SELECTED EXTRACT =>
════════

Lunguage: A Benchmark for Structured and Sequential Chest X-ray Interpretation
Jong Hak Moon, Geon Choi, Paloma Rabaey, Min Gwan Kim, Hyuk Gi Hong, Jung-Oh Lee, Hangyul Yoon, Eun Woo Doe, Jiyoun Kim, Harshita Sharma, Daniel C. Castro, Javier Alvarez-Valle, Edward Choi
2025-05-30
Summary
This paper talks about LUNGUAGE, a new way to test how well AI can write detailed and organized reports about chest X-rays, and also introduces LUNGUAGESCORE, a tool for measuring how good those reports are.
What's the problem?
The problem is that current AI models have trouble creating clear, structured, and accurate reports for chest X-rays, especially when doctors need to track changes in a patient's health over time.
What's the solution?
The researchers made LUNGUAGE, a special benchmark that challenges AI to generate high-quality, well-organized radiology reports, and LUNGUAGESCORE, which checks how well the AI does at this task, including how it handles information over multiple check-ups.
Why it matters?
This is important because better AI-generated reports can help doctors make more accurate decisions and keep better track of patients' health, which could lead to improved care and faster diagnoses.
Abstract
The paper introduces LUNGUAGE, a benchmark for structured radiology report generation, and LUNGUAGESCORE, an evaluation metric, enabling fine-grained structured report evaluation and longitudinal interpretation.

════════

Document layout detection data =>
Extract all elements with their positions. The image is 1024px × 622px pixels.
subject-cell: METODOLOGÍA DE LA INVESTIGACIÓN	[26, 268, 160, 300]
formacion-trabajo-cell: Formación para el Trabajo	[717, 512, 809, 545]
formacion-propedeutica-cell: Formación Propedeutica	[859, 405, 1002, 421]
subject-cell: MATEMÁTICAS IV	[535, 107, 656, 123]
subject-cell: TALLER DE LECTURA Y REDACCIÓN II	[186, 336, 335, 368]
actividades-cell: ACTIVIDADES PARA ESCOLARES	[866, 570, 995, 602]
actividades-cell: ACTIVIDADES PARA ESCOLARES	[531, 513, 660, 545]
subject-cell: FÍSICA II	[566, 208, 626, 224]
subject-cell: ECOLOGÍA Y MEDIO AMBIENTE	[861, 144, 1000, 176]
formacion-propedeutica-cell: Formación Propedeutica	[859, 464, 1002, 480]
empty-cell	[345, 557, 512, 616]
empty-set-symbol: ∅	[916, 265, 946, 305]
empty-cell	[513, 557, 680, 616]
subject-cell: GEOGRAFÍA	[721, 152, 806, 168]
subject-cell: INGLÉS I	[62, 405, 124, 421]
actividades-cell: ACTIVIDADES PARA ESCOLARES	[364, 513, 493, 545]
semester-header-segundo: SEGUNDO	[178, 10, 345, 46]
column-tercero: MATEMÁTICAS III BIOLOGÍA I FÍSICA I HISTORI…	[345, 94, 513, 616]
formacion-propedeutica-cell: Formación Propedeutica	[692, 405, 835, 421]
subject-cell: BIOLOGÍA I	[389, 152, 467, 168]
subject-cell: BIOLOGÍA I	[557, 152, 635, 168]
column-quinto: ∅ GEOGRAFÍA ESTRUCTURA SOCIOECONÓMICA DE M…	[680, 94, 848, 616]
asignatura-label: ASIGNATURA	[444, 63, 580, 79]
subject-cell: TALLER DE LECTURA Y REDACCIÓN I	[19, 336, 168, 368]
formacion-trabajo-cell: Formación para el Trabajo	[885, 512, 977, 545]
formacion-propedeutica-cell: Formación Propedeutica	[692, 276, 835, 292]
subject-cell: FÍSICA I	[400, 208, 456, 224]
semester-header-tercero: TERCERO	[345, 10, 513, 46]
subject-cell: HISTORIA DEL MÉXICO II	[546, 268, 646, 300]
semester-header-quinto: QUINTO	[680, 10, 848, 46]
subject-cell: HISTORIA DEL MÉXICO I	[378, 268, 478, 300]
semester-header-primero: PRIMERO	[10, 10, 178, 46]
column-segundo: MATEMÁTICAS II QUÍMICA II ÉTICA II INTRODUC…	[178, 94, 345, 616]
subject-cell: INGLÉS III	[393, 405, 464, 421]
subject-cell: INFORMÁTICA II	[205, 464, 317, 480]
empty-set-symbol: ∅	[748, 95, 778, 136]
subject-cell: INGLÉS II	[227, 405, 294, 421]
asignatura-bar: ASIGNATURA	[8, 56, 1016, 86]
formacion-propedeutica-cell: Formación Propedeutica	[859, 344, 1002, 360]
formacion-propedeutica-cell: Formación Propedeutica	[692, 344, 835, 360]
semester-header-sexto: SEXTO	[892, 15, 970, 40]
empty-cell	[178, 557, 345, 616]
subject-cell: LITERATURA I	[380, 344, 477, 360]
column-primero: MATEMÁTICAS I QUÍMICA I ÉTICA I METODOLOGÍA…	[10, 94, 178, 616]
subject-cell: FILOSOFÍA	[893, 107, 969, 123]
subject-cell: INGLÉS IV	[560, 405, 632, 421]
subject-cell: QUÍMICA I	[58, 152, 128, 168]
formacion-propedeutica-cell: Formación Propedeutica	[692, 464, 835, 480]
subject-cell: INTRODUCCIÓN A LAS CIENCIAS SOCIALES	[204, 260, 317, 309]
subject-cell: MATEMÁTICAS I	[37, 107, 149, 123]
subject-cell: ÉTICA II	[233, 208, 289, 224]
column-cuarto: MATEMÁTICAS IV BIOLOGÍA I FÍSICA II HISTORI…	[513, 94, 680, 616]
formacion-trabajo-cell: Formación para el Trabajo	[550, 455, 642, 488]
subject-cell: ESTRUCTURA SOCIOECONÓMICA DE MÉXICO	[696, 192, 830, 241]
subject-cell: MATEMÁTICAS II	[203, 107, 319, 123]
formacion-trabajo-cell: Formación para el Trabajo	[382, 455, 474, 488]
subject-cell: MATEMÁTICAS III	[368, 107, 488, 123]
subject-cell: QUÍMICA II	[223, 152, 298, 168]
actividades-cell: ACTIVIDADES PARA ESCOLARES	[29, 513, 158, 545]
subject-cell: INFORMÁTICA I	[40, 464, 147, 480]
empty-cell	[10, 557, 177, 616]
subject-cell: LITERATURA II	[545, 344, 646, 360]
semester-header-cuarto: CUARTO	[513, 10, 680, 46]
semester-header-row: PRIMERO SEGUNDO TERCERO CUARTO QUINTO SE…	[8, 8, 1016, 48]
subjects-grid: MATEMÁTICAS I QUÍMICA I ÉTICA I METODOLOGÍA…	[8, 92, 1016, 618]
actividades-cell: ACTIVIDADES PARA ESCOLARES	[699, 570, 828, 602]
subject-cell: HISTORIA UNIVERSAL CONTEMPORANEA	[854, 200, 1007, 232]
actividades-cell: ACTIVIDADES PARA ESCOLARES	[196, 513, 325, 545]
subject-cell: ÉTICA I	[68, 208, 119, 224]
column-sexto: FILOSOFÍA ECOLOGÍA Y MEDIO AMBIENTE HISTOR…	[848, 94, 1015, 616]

════════

ASSIGNMENT => In the summary of the chest X-ray benchmark, copy the passage from "The researchers made" to "over multiple check-ups." word for word.

EXERCISE SOLUTION =>
The researchers made LUNGUAGE, a special benchmark that challenges AI to generate high-quality, well-organized radiology reports, and LUNGUAGESCORE, which checks how well the AI does at this task, including how it handles information over multiple check-ups.